### Extracted data entries
▼

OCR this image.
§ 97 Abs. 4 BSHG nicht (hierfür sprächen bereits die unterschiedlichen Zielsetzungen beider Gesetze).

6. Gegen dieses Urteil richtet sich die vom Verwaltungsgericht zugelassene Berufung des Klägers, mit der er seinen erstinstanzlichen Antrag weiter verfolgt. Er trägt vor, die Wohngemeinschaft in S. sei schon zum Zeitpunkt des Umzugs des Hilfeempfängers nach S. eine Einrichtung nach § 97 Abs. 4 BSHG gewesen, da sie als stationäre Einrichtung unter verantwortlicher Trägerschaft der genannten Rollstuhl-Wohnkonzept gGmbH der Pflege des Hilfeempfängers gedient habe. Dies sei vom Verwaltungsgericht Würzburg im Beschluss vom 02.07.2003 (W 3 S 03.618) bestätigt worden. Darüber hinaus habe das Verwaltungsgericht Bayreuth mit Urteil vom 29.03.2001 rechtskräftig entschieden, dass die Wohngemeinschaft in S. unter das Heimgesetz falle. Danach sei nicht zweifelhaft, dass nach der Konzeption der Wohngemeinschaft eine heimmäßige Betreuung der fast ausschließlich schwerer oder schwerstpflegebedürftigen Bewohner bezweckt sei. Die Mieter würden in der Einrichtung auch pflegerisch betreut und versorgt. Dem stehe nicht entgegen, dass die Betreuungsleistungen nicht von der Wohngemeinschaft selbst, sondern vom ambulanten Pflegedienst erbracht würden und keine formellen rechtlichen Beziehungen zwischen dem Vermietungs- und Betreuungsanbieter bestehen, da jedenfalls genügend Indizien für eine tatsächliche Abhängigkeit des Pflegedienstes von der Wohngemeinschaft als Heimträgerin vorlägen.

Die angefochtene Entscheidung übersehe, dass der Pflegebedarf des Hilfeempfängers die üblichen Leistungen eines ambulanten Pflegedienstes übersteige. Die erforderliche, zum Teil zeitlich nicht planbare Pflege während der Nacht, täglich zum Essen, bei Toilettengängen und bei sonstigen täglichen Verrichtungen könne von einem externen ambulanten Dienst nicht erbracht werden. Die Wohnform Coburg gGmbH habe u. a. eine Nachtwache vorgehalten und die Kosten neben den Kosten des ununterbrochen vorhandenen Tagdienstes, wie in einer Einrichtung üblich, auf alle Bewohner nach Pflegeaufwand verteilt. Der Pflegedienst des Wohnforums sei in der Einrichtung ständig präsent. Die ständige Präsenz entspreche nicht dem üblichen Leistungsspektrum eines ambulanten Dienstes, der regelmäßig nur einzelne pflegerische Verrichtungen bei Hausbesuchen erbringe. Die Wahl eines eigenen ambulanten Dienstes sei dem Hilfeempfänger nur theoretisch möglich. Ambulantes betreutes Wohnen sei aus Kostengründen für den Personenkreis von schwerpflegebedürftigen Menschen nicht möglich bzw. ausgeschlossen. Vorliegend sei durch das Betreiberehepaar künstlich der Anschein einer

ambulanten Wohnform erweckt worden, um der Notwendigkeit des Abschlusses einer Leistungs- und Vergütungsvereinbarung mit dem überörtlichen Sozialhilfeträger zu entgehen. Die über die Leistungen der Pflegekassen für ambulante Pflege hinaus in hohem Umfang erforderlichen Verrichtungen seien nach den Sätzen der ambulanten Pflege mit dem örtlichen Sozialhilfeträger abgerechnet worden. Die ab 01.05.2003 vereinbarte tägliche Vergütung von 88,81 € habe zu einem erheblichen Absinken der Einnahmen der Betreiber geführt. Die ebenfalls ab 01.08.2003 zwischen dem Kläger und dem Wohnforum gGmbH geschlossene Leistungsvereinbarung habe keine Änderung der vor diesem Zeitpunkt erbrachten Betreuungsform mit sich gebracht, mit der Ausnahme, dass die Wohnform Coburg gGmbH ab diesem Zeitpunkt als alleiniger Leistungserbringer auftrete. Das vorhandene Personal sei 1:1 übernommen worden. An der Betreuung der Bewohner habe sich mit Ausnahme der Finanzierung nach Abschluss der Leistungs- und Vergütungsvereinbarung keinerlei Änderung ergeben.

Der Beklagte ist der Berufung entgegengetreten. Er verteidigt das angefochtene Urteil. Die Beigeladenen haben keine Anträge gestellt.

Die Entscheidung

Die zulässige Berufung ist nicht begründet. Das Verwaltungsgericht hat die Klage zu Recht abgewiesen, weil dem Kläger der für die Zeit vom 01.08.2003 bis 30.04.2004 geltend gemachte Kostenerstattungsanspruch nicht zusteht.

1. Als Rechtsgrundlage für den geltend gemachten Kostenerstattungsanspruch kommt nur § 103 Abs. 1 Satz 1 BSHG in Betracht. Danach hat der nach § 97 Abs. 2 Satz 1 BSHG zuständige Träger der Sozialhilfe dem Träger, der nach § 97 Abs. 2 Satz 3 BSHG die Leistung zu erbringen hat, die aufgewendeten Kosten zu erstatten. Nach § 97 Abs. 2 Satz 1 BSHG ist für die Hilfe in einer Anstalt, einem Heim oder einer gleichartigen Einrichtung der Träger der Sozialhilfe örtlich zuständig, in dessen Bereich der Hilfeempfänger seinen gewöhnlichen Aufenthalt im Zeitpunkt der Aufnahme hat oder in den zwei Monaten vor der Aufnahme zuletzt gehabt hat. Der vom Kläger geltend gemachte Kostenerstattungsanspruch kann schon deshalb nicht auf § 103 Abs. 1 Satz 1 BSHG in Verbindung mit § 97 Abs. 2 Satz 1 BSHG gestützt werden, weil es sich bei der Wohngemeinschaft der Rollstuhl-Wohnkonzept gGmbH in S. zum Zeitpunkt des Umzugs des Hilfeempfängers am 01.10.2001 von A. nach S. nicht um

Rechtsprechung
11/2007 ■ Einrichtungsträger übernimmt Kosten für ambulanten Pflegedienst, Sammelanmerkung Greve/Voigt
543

▲
▼

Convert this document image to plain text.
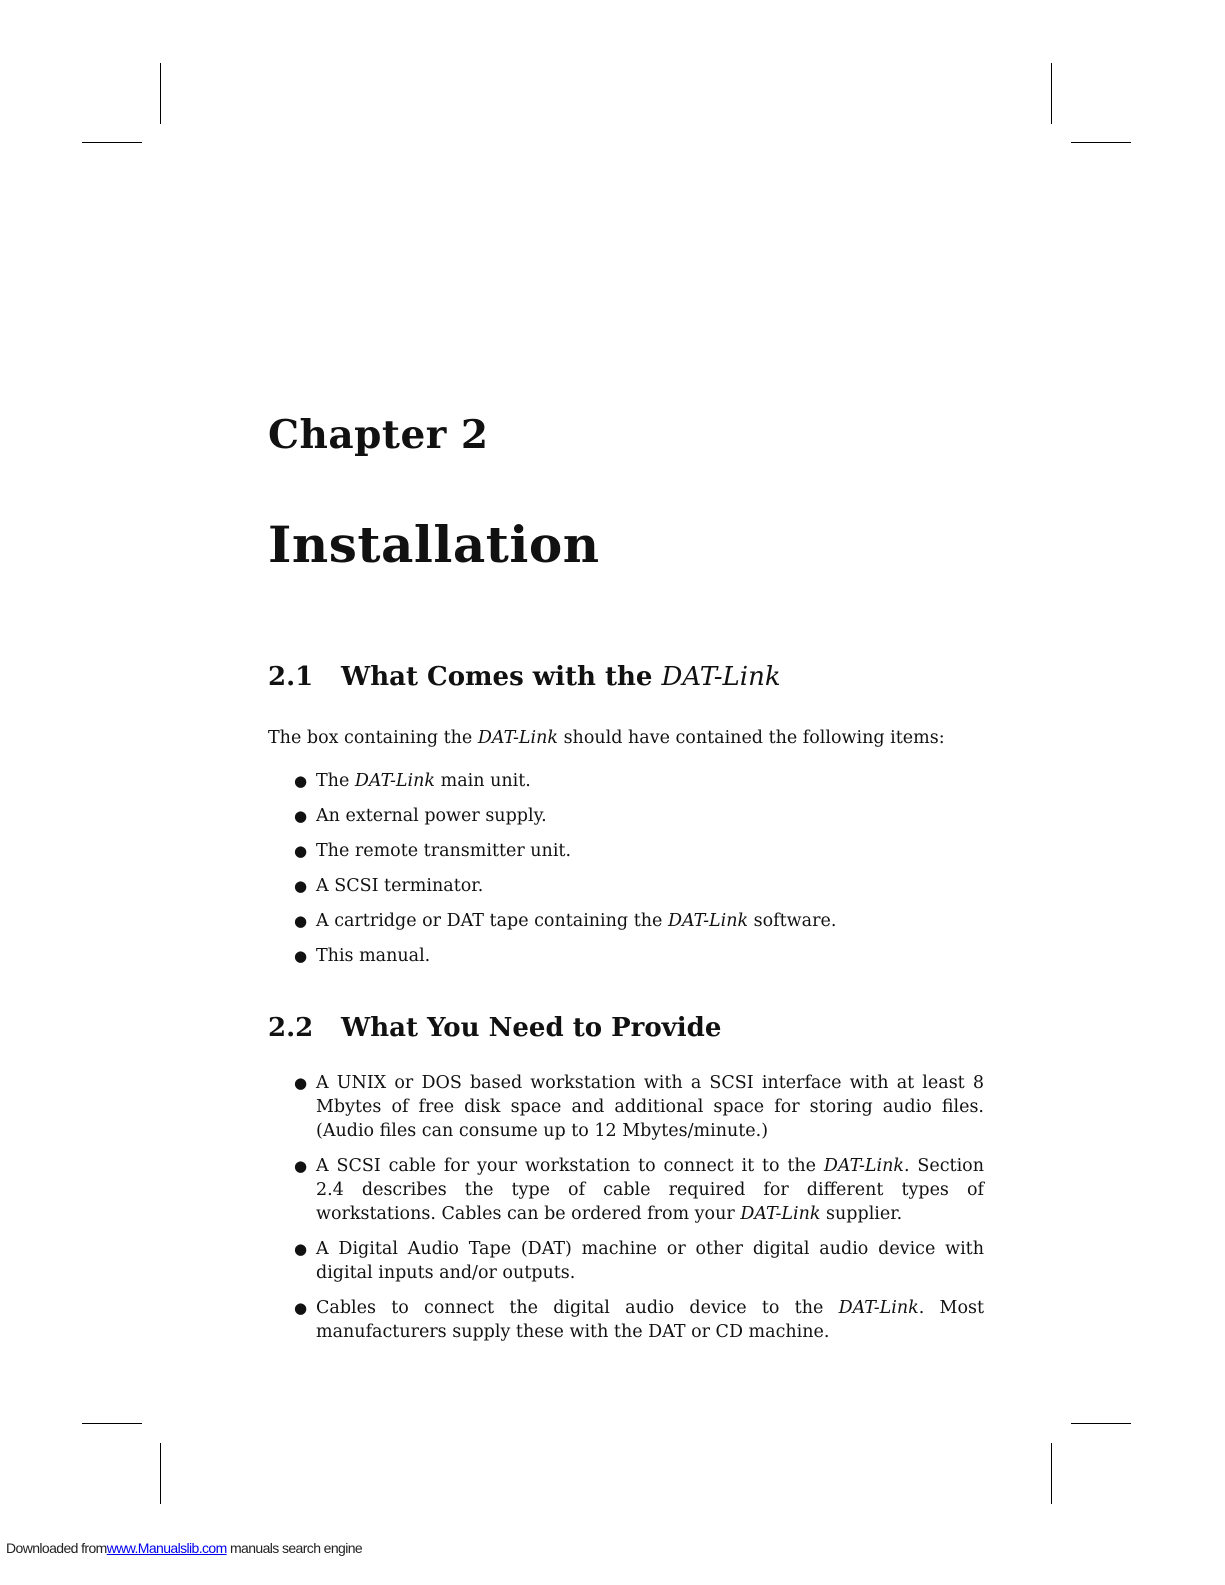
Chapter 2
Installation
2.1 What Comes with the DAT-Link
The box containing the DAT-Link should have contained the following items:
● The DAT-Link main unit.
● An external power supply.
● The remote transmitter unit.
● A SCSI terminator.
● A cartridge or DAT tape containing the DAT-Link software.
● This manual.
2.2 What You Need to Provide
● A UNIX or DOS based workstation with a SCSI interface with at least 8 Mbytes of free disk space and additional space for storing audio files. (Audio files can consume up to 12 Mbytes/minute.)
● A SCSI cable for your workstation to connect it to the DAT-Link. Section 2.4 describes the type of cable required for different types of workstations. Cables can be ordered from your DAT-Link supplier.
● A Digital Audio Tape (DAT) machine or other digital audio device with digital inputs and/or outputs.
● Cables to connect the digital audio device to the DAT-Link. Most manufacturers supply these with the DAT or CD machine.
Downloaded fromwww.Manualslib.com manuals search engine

▲
▼

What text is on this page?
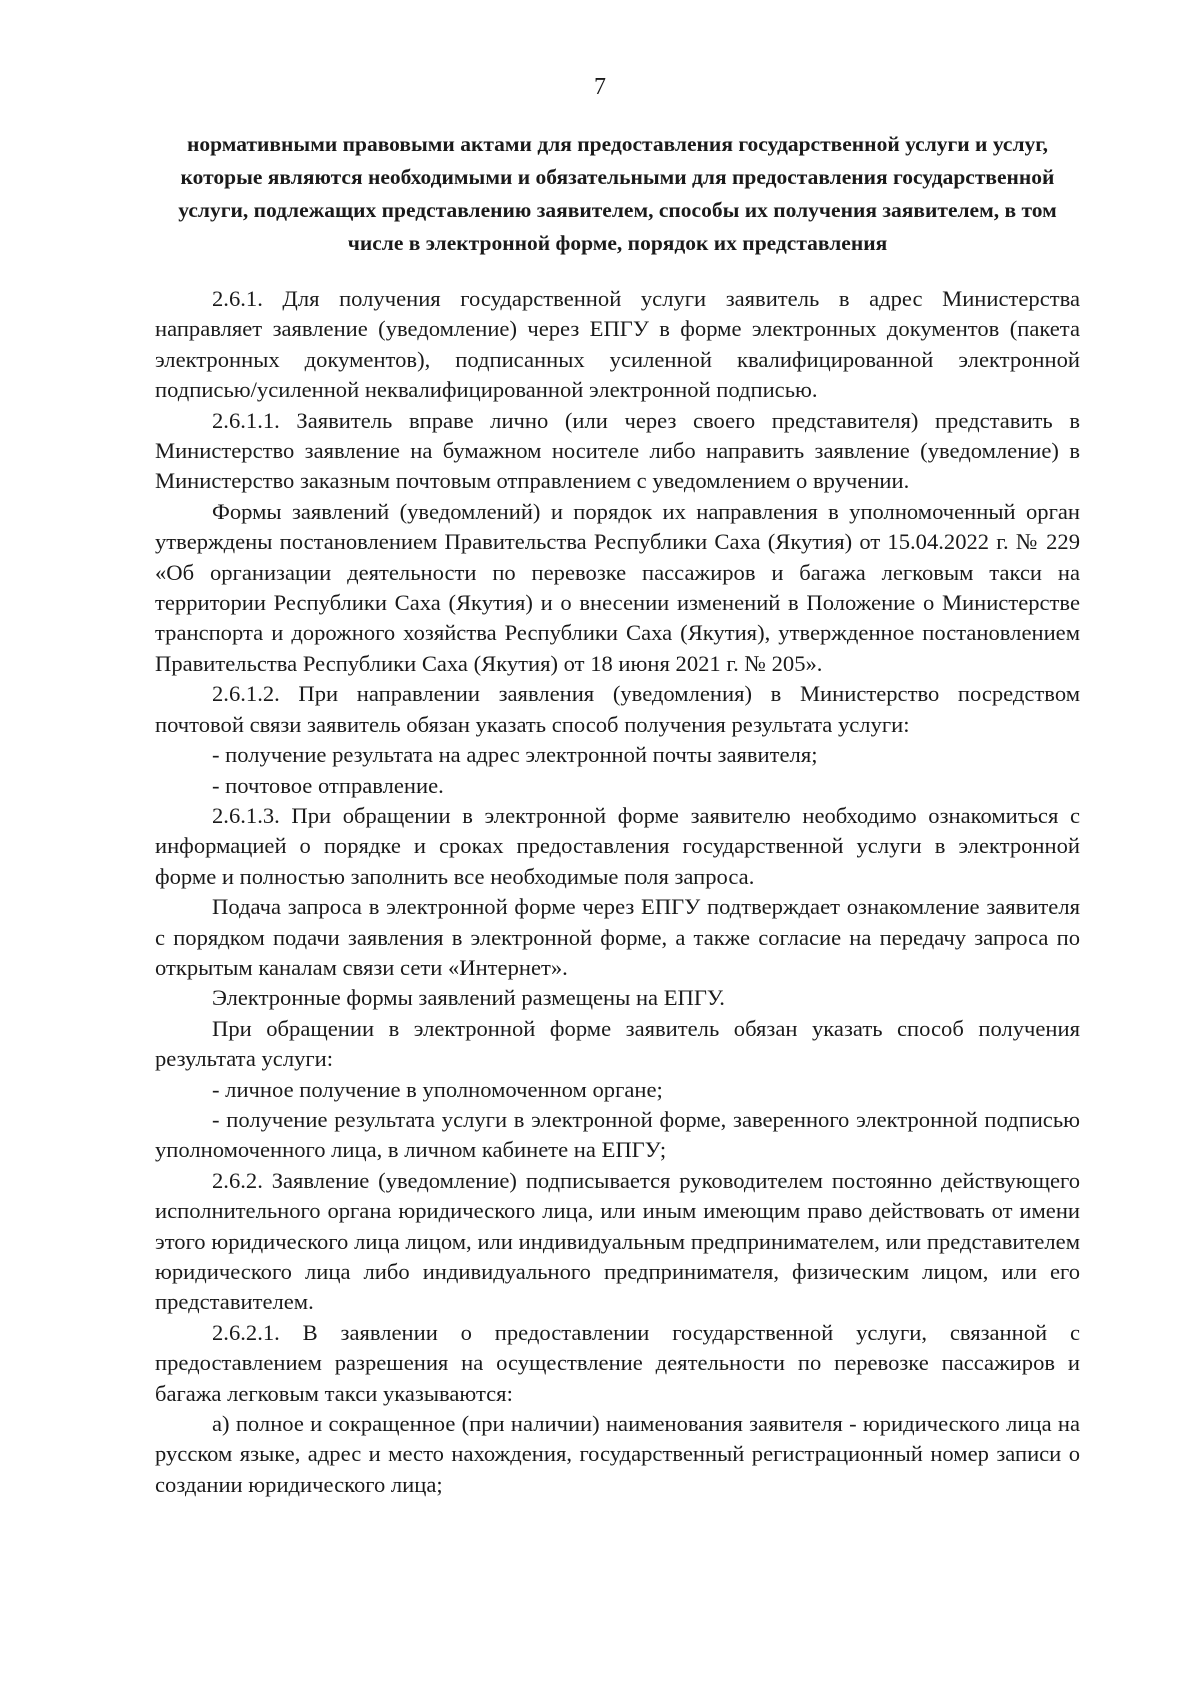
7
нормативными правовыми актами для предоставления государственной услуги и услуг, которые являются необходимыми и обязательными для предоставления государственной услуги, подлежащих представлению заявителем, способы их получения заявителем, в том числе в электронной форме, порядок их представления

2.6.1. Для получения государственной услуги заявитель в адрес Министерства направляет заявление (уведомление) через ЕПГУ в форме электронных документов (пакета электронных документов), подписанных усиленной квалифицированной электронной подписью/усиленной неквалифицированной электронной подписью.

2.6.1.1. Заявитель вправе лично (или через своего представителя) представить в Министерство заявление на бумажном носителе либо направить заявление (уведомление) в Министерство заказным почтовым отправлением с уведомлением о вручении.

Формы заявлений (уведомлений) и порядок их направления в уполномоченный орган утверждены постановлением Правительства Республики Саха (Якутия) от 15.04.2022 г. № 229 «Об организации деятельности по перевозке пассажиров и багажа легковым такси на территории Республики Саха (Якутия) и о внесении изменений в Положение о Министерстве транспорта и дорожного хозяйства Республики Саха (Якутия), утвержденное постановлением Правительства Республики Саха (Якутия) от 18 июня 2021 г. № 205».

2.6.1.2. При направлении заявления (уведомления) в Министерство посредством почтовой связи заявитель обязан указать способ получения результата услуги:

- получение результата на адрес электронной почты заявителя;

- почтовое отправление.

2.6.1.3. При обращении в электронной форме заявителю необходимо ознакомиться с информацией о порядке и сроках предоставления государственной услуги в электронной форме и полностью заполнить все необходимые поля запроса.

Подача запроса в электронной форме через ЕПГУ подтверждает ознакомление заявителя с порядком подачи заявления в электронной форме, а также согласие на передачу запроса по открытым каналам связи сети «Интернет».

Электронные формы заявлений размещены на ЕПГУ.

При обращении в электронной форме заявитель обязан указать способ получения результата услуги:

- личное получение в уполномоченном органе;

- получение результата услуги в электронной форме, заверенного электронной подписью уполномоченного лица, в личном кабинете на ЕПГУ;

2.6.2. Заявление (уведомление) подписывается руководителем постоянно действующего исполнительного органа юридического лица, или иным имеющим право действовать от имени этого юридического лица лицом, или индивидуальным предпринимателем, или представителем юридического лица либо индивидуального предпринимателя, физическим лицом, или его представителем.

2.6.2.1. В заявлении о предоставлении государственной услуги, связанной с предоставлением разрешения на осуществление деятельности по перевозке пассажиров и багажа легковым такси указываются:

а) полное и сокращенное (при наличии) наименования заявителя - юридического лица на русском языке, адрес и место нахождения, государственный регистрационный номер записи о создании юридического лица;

▲

Isolate the lines above that contain the word "юридического" and copy them.

### Full answer
2.6.2. Заявление (уведомление) подписывается руководителем постоянно действующего исполнительного органа юридического лица, или иным имеющим право действовать от имени этого юридического лица лицом, или индивидуальным предпринимателем, или представителем юридического лица либо индивидуального предпринимателя, физическим лицом, или его представителем.
а) полное и сокращенное (при наличии) наименования заявителя - юридического лица на русском языке, адрес и место нахождения, государственный регистрационный номер записи о создании юридического лица;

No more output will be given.